*** EXTRACTED INFORMATION Section Begins ***

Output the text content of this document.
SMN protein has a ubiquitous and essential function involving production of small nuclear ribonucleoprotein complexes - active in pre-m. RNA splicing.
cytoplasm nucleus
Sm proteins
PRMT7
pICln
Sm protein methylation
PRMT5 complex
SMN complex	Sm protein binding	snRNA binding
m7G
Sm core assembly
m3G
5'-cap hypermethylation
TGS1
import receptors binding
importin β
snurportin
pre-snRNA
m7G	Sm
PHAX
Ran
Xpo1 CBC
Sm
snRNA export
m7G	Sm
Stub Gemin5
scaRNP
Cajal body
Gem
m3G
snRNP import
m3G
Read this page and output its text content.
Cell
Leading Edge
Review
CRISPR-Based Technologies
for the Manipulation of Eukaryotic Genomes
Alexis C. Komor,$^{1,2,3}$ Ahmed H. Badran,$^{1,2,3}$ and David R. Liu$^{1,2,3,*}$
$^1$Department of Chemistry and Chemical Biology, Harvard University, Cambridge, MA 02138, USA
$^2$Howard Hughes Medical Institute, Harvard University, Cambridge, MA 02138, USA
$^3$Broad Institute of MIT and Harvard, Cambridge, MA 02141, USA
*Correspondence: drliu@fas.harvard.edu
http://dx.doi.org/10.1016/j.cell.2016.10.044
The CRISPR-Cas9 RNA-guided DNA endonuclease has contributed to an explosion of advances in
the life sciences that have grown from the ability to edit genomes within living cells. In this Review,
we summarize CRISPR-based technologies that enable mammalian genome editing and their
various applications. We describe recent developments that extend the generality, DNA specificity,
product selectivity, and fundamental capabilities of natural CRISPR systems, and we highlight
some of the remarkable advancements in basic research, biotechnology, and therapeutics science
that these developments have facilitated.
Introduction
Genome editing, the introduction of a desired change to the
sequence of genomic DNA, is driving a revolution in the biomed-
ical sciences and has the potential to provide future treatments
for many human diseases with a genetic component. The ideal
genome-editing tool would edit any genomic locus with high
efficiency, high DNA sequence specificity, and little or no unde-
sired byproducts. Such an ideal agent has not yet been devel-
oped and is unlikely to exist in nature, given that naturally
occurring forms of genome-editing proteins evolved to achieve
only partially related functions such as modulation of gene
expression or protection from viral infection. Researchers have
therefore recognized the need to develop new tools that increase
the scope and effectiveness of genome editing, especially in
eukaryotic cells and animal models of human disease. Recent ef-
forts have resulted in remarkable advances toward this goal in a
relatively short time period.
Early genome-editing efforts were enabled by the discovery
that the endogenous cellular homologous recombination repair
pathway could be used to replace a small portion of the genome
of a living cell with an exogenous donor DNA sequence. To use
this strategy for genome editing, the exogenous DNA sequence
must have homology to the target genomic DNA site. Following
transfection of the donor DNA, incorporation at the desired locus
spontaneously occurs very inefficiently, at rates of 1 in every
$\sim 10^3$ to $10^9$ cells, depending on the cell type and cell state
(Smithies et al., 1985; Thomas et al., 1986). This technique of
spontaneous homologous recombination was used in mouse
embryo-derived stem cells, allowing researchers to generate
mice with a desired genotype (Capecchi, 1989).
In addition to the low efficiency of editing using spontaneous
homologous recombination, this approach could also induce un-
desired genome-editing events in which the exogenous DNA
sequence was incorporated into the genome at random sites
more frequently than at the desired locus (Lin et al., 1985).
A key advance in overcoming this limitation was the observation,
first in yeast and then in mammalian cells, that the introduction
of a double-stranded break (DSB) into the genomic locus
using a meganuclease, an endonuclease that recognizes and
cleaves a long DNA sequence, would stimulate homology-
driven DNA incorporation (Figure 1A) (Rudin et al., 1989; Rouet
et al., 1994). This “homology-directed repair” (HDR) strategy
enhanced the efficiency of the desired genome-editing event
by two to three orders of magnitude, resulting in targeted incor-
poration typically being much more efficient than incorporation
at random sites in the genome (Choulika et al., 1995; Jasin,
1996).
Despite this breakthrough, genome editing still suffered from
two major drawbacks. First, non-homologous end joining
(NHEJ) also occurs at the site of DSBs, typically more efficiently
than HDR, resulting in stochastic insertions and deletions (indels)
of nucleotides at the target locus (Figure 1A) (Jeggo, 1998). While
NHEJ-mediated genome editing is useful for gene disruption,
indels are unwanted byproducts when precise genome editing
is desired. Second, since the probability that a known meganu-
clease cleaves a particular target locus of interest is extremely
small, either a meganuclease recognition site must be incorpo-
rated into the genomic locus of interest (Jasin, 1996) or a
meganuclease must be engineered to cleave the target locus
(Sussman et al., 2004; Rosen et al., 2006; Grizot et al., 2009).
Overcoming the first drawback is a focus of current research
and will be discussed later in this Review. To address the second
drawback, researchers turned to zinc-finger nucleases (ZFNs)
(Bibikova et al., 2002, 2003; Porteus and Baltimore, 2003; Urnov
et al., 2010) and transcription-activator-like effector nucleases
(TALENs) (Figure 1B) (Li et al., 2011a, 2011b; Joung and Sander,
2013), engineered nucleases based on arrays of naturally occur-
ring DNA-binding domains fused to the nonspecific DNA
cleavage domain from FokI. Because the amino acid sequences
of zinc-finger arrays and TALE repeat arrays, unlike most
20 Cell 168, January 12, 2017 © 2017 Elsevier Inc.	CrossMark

*** EXTRACTED INFORMATION Section Ends ***

▸ **WHAT IS BEING ASKED**:
Copy the material above so that it matches line for line.

▸ **RESPONSE TO THIS EXERCISE**:
Output the text content of this document.
SMN protein has a ubiquitous and essential function involving production of small nuclear ribonucleoprotein complexes - active in pre-m. RNA splicing.
cytoplasm nucleus
Sm proteins
PRMT7
pICln
Sm protein methylation
PRMT5 complex
SMN complex	Sm protein binding	snRNA binding
m7G
Sm core assembly
m3G
5'-cap hypermethylation
TGS1
import receptors binding
importin β
snurportin
pre-snRNA
m7G	Sm
PHAX
Ran
Xpo1 CBC
Sm
snRNA export
m7G	Sm
Stub Gemin5
scaRNP
Cajal body
Gem
m3G
snRNP import
m3G
Read this page and output its text content.
Cell
Leading Edge
Review
CRISPR-Based Technologies
for the Manipulation of Eukaryotic Genomes
Alexis C. Komor,$^{1,2,3}$ Ahmed H. Badran,$^{1,2,3}$ and David R. Liu$^{1,2,3,*}$
$^1$Department of Chemistry and Chemical Biology, Harvard University, Cambridge, MA 02138, USA
$^2$Howard Hughes Medical Institute, Harvard University, Cambridge, MA 02138, USA
$^3$Broad Institute of MIT and Harvard, Cambridge, MA 02141, USA
*Correspondence: drliu@fas.harvard.edu
http://dx.doi.org/10.1016/j.cell.2016.10.044
The CRISPR-Cas9 RNA-guided DNA endonuclease has contributed to an explosion of advances in
the life sciences that have grown from the ability to edit genomes within living cells. In this Review,
we summarize CRISPR-based technologies that enable mammalian genome editing and their
various applications. We describe recent developments that extend the generality, DNA specificity,
product selectivity, and fundamental capabilities of natural CRISPR systems, and we highlight
some of the remarkable advancements in basic research, biotechnology, and therapeutics science
that these developments have facilitated.
Introduction
Genome editing, the introduction of a desired change to the
sequence of genomic DNA, is driving a revolution in the biomed-
ical sciences and has the potential to provide future treatments
for many human diseases with a genetic component. The ideal
genome-editing tool would edit any genomic locus with high
efficiency, high DNA sequence specificity, and little or no unde-
sired byproducts. Such an ideal agent has not yet been devel-
oped and is unlikely to exist in nature, given that naturally
occurring forms of genome-editing proteins evolved to achieve
only partially related functions such as modulation of gene
expression or protection from viral infection. Researchers have
therefore recognized the need to develop new tools that increase
the scope and effectiveness of genome editing, especially in
eukaryotic cells and animal models of human disease. Recent ef-
forts have resulted in remarkable advances toward this goal in a
relatively short time period.
Early genome-editing efforts were enabled by the discovery
that the endogenous cellular homologous recombination repair
pathway could be used to replace a small portion of the genome
of a living cell with an exogenous donor DNA sequence. To use
this strategy for genome editing, the exogenous DNA sequence
must have homology to the target genomic DNA site. Following
transfection of the donor DNA, incorporation at the desired locus
spontaneously occurs very inefficiently, at rates of 1 in every
$\sim 10^3$ to $10^9$ cells, depending on the cell type and cell state
(Smithies et al., 1985; Thomas et al., 1986). This technique of
spontaneous homologous recombination was used in mouse
embryo-derived stem cells, allowing researchers to generate
mice with a desired genotype (Capecchi, 1989).
In addition to the low efficiency of editing using spontaneous
homologous recombination, this approach could also induce un-
desired genome-editing events in which the exogenous DNA
sequence was incorporated into the genome at random sites
more frequently than at the desired locus (Lin et al., 1985).
A key advance in overcoming this limitation was the observation,
first in yeast and then in mammalian cells, that the introduction
of a double-stranded break (DSB) into the genomic locus
using a meganuclease, an endonuclease that recognizes and
cleaves a long DNA sequence, would stimulate homology-
driven DNA incorporation (Figure 1A) (Rudin et al., 1989; Rouet
et al., 1994). This “homology-directed repair” (HDR) strategy
enhanced the efficiency of the desired genome-editing event
by two to three orders of magnitude, resulting in targeted incor-
poration typically being much more efficient than incorporation
at random sites in the genome (Choulika et al., 1995; Jasin,
1996).
Despite this breakthrough, genome editing still suffered from
two major drawbacks. First, non-homologous end joining
(NHEJ) also occurs at the site of DSBs, typically more efficiently
than HDR, resulting in stochastic insertions and deletions (indels)
of nucleotides at the target locus (Figure 1A) (Jeggo, 1998). While
NHEJ-mediated genome editing is useful for gene disruption,
indels are unwanted byproducts when precise genome editing
is desired. Second, since the probability that a known meganu-
clease cleaves a particular target locus of interest is extremely
small, either a meganuclease recognition site must be incorpo-
rated into the genomic locus of interest (Jasin, 1996) or a
meganuclease must be engineered to cleave the target locus
(Sussman et al., 2004; Rosen et al., 2006; Grizot et al., 2009).
Overcoming the first drawback is a focus of current research
and will be discussed later in this Review. To address the second
drawback, researchers turned to zinc-finger nucleases (ZFNs)
(Bibikova et al., 2002, 2003; Porteus and Baltimore, 2003; Urnov
et al., 2010) and transcription-activator-like effector nucleases
(TALENs) (Figure 1B) (Li et al., 2011a, 2011b; Joung and Sander,
2013), engineered nucleases based on arrays of naturally occur-
ring DNA-binding domains fused to the nonspecific DNA
cleavage domain from FokI. Because the amino acid sequences
of zinc-finger arrays and TALE repeat arrays, unlike most
20 Cell 168, January 12, 2017 © 2017 Elsevier Inc.	CrossMark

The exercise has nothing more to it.